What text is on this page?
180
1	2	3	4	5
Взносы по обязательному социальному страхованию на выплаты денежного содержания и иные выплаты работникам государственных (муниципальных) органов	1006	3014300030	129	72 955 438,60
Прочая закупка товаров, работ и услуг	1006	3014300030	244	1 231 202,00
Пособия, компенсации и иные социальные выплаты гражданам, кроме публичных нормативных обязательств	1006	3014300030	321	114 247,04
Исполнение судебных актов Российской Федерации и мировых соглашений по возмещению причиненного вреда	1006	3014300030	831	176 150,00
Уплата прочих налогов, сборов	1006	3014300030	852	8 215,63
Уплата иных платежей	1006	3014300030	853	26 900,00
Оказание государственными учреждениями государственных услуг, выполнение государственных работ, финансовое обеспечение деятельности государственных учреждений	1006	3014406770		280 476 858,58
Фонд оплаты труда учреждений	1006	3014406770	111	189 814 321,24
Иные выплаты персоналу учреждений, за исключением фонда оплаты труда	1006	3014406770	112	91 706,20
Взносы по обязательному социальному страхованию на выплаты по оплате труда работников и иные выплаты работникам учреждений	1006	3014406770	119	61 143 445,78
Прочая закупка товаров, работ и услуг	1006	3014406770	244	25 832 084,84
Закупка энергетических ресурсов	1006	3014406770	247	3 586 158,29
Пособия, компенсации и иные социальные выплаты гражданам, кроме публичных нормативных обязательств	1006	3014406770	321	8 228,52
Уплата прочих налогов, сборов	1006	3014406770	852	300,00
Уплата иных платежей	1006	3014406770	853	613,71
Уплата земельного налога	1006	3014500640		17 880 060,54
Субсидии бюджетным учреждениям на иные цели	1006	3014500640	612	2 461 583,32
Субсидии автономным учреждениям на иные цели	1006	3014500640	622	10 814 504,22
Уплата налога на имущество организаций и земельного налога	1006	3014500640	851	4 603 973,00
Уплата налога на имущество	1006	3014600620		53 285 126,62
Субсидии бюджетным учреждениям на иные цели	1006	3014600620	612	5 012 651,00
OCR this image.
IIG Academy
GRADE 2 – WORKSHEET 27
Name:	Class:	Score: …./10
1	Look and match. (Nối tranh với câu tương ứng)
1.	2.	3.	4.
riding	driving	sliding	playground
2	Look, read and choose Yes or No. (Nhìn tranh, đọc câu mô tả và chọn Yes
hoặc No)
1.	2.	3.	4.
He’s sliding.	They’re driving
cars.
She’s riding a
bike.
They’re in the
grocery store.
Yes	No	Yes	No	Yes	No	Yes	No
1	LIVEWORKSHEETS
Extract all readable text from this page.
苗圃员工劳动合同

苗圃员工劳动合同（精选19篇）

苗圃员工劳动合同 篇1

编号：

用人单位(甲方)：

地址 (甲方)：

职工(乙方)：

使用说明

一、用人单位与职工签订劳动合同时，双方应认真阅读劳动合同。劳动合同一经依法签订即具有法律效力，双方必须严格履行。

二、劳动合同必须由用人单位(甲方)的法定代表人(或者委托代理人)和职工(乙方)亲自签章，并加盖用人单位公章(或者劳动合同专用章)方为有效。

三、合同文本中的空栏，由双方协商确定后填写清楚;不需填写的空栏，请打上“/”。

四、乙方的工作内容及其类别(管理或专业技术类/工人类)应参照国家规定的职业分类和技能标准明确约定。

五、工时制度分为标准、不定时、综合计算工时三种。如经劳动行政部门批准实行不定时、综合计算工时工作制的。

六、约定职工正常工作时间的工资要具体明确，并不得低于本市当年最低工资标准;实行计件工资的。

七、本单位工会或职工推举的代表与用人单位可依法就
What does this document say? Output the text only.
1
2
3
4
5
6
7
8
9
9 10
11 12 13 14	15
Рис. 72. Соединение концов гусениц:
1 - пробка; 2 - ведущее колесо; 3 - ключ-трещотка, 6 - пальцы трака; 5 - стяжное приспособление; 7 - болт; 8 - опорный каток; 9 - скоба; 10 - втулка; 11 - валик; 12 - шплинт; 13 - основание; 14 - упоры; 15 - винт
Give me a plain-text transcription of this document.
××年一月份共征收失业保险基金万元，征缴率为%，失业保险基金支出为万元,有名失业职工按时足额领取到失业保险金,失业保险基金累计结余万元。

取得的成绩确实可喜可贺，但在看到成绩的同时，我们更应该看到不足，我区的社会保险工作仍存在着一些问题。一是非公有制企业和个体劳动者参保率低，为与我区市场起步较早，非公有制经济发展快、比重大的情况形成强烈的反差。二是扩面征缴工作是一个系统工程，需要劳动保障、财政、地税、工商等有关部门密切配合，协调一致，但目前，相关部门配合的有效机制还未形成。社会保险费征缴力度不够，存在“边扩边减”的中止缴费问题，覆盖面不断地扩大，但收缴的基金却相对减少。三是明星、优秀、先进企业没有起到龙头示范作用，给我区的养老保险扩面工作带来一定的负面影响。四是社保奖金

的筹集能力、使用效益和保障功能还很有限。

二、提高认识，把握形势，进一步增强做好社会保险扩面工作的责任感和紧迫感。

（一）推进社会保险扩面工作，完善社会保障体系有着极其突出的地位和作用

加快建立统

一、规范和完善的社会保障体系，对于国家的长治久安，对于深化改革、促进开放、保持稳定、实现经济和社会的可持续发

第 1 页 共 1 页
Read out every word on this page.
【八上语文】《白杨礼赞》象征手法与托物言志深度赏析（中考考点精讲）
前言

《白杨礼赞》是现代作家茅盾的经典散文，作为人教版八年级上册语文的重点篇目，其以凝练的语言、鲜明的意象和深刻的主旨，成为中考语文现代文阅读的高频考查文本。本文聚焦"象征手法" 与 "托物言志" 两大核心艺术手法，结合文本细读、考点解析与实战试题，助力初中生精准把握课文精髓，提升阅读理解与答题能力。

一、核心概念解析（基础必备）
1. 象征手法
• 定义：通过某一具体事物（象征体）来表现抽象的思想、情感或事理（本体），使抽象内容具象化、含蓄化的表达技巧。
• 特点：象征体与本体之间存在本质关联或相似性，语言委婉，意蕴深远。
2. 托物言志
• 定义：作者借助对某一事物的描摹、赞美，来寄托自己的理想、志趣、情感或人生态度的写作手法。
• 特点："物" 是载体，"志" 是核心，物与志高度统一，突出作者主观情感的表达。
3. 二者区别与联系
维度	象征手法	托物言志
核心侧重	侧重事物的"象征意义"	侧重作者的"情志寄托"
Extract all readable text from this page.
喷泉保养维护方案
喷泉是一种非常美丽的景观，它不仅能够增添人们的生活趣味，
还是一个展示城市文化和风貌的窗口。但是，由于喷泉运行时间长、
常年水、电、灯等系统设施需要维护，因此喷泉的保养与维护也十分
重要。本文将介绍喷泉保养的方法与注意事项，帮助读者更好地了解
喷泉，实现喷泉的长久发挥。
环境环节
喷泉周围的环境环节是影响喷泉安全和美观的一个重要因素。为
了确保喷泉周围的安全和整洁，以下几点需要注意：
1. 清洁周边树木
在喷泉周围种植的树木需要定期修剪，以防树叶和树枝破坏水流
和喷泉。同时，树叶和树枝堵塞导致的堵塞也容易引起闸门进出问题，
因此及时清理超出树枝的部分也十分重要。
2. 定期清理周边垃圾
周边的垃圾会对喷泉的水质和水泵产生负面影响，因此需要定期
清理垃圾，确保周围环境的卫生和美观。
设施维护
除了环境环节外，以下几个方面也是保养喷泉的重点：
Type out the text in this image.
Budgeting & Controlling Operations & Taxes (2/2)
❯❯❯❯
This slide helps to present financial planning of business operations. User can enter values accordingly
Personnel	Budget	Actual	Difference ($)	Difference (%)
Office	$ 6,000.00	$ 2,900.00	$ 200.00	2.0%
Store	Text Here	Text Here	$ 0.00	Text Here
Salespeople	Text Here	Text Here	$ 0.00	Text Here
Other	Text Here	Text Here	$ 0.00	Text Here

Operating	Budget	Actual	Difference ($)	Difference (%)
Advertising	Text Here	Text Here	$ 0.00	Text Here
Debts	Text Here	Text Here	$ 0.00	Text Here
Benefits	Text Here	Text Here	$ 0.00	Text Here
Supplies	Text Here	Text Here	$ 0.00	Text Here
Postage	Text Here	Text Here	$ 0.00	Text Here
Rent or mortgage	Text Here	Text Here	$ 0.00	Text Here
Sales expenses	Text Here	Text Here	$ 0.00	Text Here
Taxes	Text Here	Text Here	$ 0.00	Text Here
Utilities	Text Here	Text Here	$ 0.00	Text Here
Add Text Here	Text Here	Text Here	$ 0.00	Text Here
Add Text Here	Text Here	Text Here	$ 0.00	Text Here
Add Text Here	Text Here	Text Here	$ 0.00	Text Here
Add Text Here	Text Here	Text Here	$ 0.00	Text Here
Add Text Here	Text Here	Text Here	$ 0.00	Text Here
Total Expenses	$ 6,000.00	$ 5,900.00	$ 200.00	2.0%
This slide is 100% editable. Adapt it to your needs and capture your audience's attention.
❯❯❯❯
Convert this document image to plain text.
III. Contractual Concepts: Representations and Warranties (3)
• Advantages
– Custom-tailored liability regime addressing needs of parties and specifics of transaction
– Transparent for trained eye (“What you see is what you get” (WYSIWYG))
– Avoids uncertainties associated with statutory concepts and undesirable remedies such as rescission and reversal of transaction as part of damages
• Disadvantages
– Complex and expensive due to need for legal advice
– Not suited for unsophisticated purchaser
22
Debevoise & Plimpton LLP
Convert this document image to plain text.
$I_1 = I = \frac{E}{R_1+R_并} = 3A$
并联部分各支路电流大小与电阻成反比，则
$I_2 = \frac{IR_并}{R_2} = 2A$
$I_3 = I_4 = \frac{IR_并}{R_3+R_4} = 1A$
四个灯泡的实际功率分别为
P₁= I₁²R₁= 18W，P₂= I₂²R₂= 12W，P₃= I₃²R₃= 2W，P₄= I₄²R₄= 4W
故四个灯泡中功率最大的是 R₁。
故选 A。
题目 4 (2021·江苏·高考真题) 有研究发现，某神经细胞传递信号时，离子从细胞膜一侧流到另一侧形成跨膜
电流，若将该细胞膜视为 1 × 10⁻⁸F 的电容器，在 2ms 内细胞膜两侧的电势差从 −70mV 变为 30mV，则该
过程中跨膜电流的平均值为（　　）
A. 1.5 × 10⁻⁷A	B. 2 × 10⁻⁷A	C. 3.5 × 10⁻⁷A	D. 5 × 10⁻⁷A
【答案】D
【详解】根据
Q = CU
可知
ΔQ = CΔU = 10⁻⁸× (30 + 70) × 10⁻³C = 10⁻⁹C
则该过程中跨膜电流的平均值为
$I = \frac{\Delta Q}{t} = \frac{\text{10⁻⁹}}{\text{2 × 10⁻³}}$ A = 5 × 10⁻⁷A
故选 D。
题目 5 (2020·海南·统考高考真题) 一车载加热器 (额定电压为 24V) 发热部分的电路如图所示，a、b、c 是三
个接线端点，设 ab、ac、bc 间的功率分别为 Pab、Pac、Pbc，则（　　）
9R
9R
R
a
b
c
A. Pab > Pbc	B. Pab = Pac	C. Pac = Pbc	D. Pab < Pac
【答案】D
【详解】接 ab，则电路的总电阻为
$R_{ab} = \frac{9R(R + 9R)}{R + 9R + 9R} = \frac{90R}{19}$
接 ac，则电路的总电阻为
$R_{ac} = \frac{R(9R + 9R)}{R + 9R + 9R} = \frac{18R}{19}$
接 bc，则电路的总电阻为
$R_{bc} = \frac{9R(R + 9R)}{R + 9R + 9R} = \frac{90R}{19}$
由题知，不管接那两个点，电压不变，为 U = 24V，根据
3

☆ ☆ ☆ ☆

§ **WHAT THIS TASK INVOLVES**
Take every line from the data above that holds "tranh" and copy it out.

§ **COMPLETED EXERCISE**
1	Look and match. (Nối tranh với câu tương ứng)
2	Look, read and choose Yes or No. (Nhìn tranh, đọc câu mô tả và chọn Yes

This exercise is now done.